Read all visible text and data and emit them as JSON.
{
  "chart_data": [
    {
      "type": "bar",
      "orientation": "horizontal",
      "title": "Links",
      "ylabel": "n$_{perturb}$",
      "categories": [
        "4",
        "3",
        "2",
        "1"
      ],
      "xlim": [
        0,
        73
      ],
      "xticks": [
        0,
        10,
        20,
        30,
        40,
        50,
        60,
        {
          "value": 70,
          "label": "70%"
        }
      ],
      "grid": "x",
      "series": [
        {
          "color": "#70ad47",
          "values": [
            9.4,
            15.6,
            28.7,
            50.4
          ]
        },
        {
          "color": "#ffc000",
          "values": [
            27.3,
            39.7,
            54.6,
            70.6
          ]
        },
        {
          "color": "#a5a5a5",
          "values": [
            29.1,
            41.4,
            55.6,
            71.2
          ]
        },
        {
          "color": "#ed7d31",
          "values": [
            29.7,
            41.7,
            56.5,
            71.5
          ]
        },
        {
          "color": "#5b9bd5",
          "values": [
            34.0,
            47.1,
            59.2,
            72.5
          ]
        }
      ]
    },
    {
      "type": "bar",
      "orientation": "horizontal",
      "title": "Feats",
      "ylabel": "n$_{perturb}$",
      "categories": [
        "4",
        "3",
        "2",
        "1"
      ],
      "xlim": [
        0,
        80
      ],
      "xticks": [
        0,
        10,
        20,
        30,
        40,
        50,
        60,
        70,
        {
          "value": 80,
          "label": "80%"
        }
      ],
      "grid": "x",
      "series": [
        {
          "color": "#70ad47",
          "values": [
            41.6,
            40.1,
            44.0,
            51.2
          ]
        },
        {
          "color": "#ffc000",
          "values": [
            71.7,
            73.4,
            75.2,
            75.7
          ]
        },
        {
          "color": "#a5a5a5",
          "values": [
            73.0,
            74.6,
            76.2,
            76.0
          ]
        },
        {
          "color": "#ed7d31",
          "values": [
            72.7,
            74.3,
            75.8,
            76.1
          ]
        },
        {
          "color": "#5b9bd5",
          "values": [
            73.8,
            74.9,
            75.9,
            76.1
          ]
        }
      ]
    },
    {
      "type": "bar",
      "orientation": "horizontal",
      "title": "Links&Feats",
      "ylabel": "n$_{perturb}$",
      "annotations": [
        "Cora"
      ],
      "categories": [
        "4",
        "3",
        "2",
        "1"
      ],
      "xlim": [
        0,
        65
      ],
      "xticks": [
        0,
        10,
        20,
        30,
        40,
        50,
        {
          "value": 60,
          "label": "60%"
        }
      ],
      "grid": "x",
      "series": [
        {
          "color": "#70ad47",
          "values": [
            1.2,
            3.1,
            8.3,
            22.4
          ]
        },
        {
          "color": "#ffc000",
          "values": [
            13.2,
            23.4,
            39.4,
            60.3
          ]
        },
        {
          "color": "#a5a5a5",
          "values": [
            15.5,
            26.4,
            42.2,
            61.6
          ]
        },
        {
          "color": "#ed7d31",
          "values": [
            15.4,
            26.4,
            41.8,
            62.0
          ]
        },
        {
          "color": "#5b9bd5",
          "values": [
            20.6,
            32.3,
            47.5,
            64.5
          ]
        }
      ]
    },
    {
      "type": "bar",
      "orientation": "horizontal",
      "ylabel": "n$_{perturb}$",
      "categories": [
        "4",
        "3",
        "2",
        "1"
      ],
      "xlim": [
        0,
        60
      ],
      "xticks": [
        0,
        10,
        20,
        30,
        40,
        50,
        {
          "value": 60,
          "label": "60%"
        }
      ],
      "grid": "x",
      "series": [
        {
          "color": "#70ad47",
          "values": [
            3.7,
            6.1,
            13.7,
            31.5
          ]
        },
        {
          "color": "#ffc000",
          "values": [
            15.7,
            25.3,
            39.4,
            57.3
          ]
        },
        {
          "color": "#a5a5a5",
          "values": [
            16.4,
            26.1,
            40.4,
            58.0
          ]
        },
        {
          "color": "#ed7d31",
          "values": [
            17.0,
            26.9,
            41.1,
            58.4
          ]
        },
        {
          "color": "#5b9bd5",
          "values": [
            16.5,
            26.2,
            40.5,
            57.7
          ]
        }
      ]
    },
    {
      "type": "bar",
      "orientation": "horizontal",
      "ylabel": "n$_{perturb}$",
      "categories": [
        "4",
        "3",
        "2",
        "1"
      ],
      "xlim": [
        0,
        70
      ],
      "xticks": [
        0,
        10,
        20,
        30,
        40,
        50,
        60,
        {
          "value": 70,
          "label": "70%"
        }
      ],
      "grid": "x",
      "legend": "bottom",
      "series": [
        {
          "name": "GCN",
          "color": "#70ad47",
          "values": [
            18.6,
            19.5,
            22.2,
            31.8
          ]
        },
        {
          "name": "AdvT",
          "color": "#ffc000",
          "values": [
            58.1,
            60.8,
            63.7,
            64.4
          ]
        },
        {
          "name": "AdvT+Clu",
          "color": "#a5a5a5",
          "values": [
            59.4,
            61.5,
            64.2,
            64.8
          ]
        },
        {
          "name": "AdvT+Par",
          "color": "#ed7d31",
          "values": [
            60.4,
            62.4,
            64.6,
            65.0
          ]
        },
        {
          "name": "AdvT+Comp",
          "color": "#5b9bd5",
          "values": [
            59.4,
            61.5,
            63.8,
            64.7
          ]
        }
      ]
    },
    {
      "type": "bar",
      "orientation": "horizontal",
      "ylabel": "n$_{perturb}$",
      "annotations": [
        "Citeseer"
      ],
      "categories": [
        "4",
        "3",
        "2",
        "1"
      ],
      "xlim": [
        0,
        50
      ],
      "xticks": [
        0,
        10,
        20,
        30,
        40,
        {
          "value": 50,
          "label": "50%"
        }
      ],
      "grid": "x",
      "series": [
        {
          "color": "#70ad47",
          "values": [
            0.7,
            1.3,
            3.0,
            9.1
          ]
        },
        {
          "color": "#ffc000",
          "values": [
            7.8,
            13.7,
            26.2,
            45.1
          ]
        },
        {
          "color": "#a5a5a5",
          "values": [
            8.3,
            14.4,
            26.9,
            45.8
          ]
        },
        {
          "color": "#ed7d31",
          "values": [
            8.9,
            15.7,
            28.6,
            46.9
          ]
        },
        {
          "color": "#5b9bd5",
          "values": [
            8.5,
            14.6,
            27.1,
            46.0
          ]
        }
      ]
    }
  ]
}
◆ ◆ ◆ ◆
Do this: Transcribe the data above in full, exactly.

Result for this task:
Read all visible text and data and emit them as JSON.
{
  "chart_data": [
    {
      "type": "bar",
      "orientation": "horizontal",
      "title": "Links",
      "ylabel": "n$_{perturb}$",
      "categories": [
        "4",
        "3",
        "2",
        "1"
      ],
      "xlim": [
        0,
        73
      ],
      "xticks": [
        0,
        10,
        20,
        30,
        40,
        50,
        60,
        {
          "value": 70,
          "label": "70%"
        }
      ],
      "grid": "x",
      "series": [
        {
          "color": "#70ad47",
          "values": [
            9.4,
            15.6,
            28.7,
            50.4
          ]
        },
        {
          "color": "#ffc000",
          "values": [
            27.3,
            39.7,
            54.6,
            70.6
          ]
        },
        {
          "color": "#a5a5a5",
          "values": [
            29.1,
            41.4,
            55.6,
            71.2
          ]
        },
        {
          "color": "#ed7d31",
          "values": [
            29.7,
            41.7,
            56.5,
            71.5
          ]
        },
        {
          "color": "#5b9bd5",
          "values": [
            34.0,
            47.1,
            59.2,
            72.5
          ]
        }
      ]
    },
    {
      "type": "bar",
      "orientation": "horizontal",
      "title": "Feats",
      "ylabel": "n$_{perturb}$",
      "categories": [
        "4",
        "3",
        "2",
        "1"
      ],
      "xlim": [
        0,
        80
      ],
      "xticks": [
        0,
        10,
        20,
        30,
        40,
        50,
        60,
        70,
        {
          "value": 80,
          "label": "80%"
        }
      ],
      "grid": "x",
      "series": [
        {
          "color": "#70ad47",
          "values": [
            41.6,
            40.1,
            44.0,
            51.2
          ]
        },
        {
          "color": "#ffc000",
          "values": [
            71.7,
            73.4,
            75.2,
            75.7
          ]
        },
        {
          "color": "#a5a5a5",
          "values": [
            73.0,
            74.6,
            76.2,
            76.0
          ]
        },
        {
          "color": "#ed7d31",
          "values": [
            72.7,
            74.3,
            75.8,
            76.1
          ]
        },
        {
          "color": "#5b9bd5",
          "values": [
            73.8,
            74.9,
            75.9,
            76.1
          ]
        }
      ]
    },
    {
      "type": "bar",
      "orientation": "horizontal",
      "title": "Links&Feats",
      "ylabel": "n$_{perturb}$",
      "annotations": [
        "Cora"
      ],
      "categories": [
        "4",
        "3",
        "2",
        "1"
      ],
      "xlim": [
        0,
        65
      ],
      "xticks": [
        0,
        10,
        20,
        30,
        40,
        50,
        {
          "value": 60,
          "label": "60%"
        }
      ],
      "grid": "x",
      "series": [
        {
          "color": "#70ad47",
          "values": [
            1.2,
            3.1,
            8.3,
            22.4
          ]
        },
        {
          "color": "#ffc000",
          "values": [
            13.2,
            23.4,
            39.4,
            60.3
          ]
        },
        {
          "color": "#a5a5a5",
          "values": [
            15.5,
            26.4,
            42.2,
            61.6
          ]
        },
        {
          "color": "#ed7d31",
          "values": [
            15.4,
            26.4,
            41.8,
            62.0
          ]
        },
        {
          "color": "#5b9bd5",
          "values": [
            20.6,
            32.3,
            47.5,
            64.5
          ]
        }
      ]
    },
    {
      "type": "bar",
      "orientation": "horizontal",
      "ylabel": "n$_{perturb}$",
      "categories": [
        "4",
        "3",
        "2",
        "1"
      ],
      "xlim": [
        0,
        60
      ],
      "xticks": [
        0,
        10,
        20,
        30,
        40,
        50,
        {
          "value": 60,
          "label": "60%"
        }
      ],
      "grid": "x",
      "series": [
        {
          "color": "#70ad47",
          "values": [
            3.7,
            6.1,
            13.7,
            31.5
          ]
        },
        {
          "color": "#ffc000",
          "values": [
            15.7,
            25.3,
            39.4,
            57.3
          ]
        },
        {
          "color": "#a5a5a5",
          "values": [
            16.4,
            26.1,
            40.4,
            58.0
          ]
        },
        {
          "color": "#ed7d31",
          "values": [
            17.0,
            26.9,
            41.1,
            58.4
          ]
        },
        {
          "color": "#5b9bd5",
          "values": [
            16.5,
            26.2,
            40.5,
            57.7
          ]
        }
      ]
    },
    {
      "type": "bar",
      "orientation": "horizontal",
      "ylabel": "n$_{perturb}$",
      "categories": [
        "4",
        "3",
        "2",
        "1"
      ],
      "xlim": [
        0,
        70
      ],
      "xticks": [
        0,
        10,
        20,
        30,
        40,
        50,
        60,
        {
          "value": 70,
          "label": "70%"
        }
      ],
      "grid": "x",
      "legend": "bottom",
      "series": [
        {
          "name": "GCN",
          "color": "#70ad47",
          "values": [
            18.6,
            19.5,
            22.2,
            31.8
          ]
        },
        {
          "name": "AdvT",
          "color": "#ffc000",
          "values": [
            58.1,
            60.8,
            63.7,
            64.4
          ]
        },
        {
          "name": "AdvT+Clu",
          "color": "#a5a5a5",
          "values": [
            59.4,
            61.5,
            64.2,
            64.8
          ]
        },
        {
          "name": "AdvT+Par",
          "color": "#ed7d31",
          "values": [
            60.4,
            62.4,
            64.6,
            65.0
          ]
        },
        {
          "name": "AdvT+Comp",
          "color": "#5b9bd5",
          "values": [
            59.4,
            61.5,
            63.8,
            64.7
          ]
        }
      ]
    },
    {
      "type": "bar",
      "orientation": "horizontal",
      "ylabel": "n$_{perturb}$",
      "annotations": [
        "Citeseer"
      ],
      "categories": [
        "4",
        "3",
        "2",
        "1"
      ],
      "xlim": [
        0,
        50
      ],
      "xticks": [
        0,
        10,
        20,
        30,
        40,
        {
          "value": 50,
          "label": "50%"
        }
      ],
      "grid": "x",
      "series": [
        {
          "color": "#70ad47",
          "values": [
            0.7,
            1.3,
            3.0,
            9.1
          ]
        },
        {
          "color": "#ffc000",
          "values": [
            7.8,
            13.7,
            26.2,
            45.1
          ]
        },
        {
          "color": "#a5a5a5",
          "values": [
            8.3,
            14.4,
            26.9,
            45.8
          ]
        },
        {
          "color": "#ed7d31",
          "values": [
            8.9,
            15.7,
            28.6,
            46.9
          ]
        },
        {
          "color": "#5b9bd5",
          "values": [
            8.5,
            14.6,
            27.1,
            46.0
          ]
        }
      ]
    }
  ]
}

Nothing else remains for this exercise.